** INSTRUCTIONS TO FOLLOW **
Lines containing the word "will" are to be located and copied.
- - - - -
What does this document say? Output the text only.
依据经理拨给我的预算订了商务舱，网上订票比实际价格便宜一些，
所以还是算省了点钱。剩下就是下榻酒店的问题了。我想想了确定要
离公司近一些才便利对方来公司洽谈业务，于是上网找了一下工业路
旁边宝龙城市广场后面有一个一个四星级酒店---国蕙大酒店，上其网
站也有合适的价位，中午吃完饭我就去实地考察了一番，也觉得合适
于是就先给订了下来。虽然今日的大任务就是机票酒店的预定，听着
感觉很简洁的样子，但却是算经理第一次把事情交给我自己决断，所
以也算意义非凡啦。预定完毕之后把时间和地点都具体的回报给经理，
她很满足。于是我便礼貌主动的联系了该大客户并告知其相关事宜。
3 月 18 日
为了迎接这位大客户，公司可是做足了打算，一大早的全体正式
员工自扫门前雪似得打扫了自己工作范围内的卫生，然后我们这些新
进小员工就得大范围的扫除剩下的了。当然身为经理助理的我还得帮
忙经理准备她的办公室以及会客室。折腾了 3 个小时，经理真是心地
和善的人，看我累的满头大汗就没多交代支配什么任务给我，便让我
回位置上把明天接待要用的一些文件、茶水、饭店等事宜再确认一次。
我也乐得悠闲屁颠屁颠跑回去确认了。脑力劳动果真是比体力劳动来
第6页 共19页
- - - - -
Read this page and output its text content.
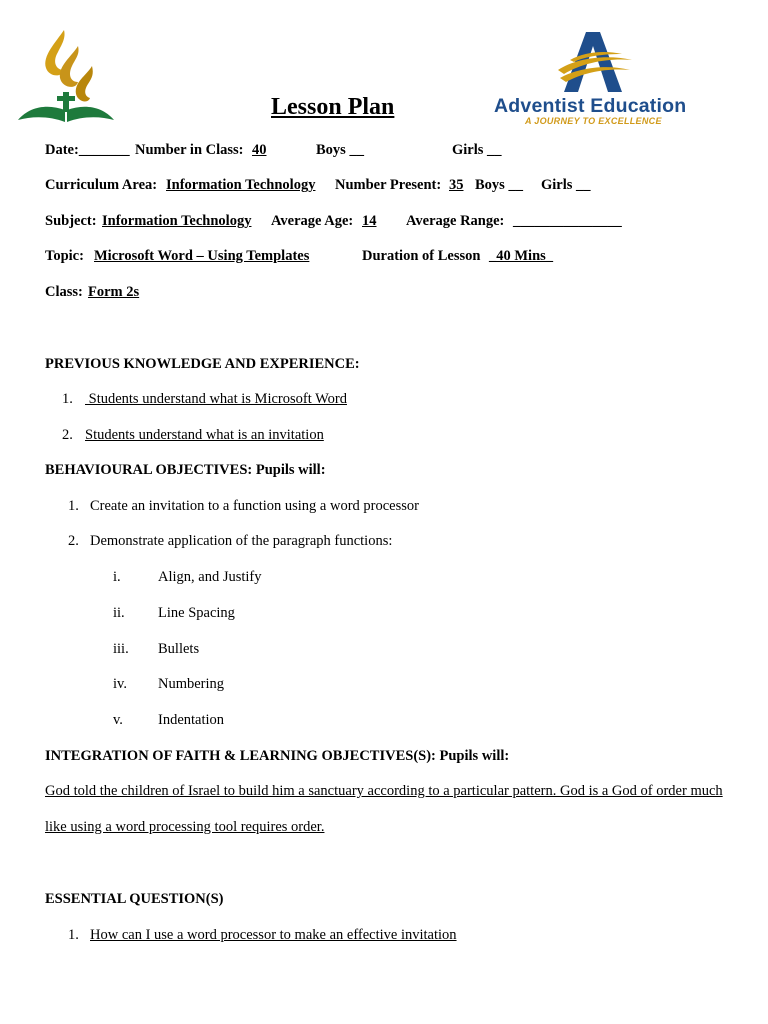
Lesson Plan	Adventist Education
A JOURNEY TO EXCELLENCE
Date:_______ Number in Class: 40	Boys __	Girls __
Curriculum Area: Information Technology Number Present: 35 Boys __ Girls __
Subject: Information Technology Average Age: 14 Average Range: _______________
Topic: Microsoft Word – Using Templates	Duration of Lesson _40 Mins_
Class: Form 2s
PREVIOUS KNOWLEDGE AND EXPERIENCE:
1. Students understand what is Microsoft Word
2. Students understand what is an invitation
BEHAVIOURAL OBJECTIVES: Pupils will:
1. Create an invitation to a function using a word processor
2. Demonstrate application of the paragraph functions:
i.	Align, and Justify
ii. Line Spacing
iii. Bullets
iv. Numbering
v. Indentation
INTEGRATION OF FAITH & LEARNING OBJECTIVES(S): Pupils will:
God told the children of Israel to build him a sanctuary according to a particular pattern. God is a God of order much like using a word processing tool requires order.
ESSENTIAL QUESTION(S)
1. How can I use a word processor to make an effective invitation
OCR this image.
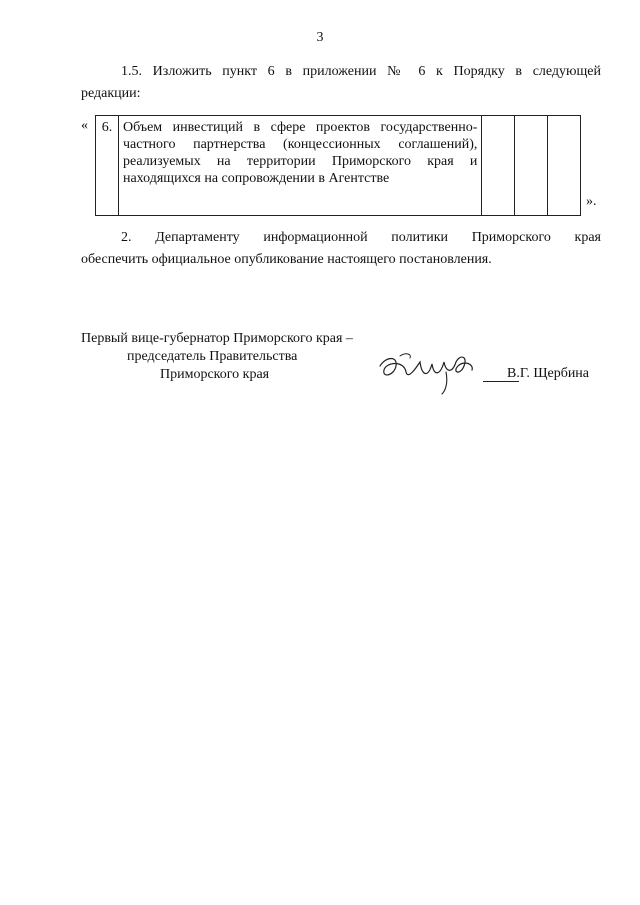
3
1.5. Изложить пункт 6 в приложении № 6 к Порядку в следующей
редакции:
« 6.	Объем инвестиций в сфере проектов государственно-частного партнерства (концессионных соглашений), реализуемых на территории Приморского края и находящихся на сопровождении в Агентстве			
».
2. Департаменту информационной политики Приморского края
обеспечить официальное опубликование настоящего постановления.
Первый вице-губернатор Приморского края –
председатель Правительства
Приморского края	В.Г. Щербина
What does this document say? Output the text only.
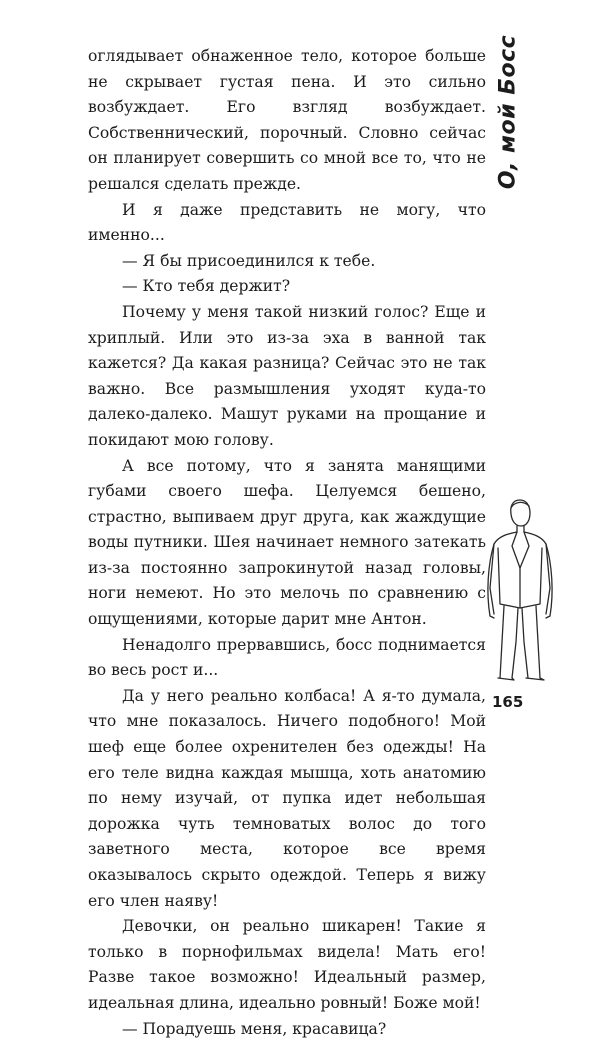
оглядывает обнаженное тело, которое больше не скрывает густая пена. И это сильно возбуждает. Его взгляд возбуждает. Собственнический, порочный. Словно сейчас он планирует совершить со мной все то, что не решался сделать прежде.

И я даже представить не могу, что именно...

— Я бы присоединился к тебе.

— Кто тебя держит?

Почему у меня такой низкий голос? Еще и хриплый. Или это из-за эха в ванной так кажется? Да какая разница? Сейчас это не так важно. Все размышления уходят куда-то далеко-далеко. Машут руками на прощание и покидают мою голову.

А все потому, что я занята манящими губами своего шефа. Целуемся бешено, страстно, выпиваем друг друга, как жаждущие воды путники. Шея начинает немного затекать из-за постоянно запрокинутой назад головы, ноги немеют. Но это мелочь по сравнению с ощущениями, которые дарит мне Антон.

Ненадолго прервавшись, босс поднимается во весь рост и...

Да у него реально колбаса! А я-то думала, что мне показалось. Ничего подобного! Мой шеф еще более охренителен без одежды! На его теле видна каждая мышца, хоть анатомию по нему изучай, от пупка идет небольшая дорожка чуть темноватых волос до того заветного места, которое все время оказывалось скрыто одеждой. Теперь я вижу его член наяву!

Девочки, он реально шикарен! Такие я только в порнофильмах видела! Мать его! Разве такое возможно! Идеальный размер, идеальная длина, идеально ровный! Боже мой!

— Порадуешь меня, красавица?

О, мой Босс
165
- - - - -
** OUTPUT FOR THIS TASK **
BEHAVIOURAL OBJECTIVES: Pupils will:
INTEGRATION OF FAITH & LEARNING OBJECTIVES(S): Pupils will:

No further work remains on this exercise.